___ DATA TO PROCESS

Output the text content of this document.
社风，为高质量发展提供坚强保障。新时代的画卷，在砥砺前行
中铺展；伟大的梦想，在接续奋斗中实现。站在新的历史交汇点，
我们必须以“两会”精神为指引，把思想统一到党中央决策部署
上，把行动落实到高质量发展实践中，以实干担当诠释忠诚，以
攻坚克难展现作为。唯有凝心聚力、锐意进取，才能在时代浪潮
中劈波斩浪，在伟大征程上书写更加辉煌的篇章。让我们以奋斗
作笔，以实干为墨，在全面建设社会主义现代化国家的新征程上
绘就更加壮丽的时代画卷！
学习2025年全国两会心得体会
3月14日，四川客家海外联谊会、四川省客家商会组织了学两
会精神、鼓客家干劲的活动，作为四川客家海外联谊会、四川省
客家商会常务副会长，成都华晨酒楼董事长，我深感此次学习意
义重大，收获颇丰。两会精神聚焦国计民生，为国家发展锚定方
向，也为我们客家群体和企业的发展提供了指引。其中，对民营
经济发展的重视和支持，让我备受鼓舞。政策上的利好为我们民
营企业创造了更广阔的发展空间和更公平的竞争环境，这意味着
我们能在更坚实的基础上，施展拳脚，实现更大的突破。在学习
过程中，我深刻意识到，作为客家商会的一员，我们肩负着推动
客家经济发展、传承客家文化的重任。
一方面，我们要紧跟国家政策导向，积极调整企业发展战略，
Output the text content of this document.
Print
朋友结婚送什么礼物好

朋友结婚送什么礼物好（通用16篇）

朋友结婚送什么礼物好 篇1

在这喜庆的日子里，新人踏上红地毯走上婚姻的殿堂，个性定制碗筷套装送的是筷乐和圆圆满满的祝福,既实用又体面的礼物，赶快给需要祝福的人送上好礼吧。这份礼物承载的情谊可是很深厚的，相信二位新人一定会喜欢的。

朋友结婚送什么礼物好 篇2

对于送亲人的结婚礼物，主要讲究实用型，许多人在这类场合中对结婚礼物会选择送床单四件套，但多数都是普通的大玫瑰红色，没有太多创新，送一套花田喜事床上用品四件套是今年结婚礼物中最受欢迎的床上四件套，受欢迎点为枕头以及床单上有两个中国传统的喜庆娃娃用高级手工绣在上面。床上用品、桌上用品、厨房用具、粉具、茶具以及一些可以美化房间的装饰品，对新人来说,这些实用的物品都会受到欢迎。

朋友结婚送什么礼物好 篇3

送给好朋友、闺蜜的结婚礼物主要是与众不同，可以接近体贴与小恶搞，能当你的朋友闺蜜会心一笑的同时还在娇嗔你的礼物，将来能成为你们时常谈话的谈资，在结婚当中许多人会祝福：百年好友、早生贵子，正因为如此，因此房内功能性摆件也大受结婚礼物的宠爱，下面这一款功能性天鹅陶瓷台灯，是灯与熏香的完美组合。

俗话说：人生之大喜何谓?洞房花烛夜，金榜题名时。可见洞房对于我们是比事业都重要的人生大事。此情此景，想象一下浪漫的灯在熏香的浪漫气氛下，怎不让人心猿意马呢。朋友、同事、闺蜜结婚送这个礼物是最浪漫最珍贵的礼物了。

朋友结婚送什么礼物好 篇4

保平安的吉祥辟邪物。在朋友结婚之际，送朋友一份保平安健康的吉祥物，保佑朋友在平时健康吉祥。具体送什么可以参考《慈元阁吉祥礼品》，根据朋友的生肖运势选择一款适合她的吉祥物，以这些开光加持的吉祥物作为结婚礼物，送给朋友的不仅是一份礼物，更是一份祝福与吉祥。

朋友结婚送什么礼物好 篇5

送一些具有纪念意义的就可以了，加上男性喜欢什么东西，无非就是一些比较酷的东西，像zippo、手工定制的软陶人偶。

______

WHAT THE TASK REQUIRES>
Scan the material above for the string "朋友结婚送什么礼物好" and return the lines that hold it.

SOLUTION FOR THIS PROBLEM>
朋友结婚送什么礼物好
朋友结婚送什么礼物好（通用16篇）
朋友结婚送什么礼物好 篇1
朋友结婚送什么礼物好 篇2
朋友结婚送什么礼物好 篇3
朋友结婚送什么礼物好 篇4
朋友结婚送什么礼物好 篇5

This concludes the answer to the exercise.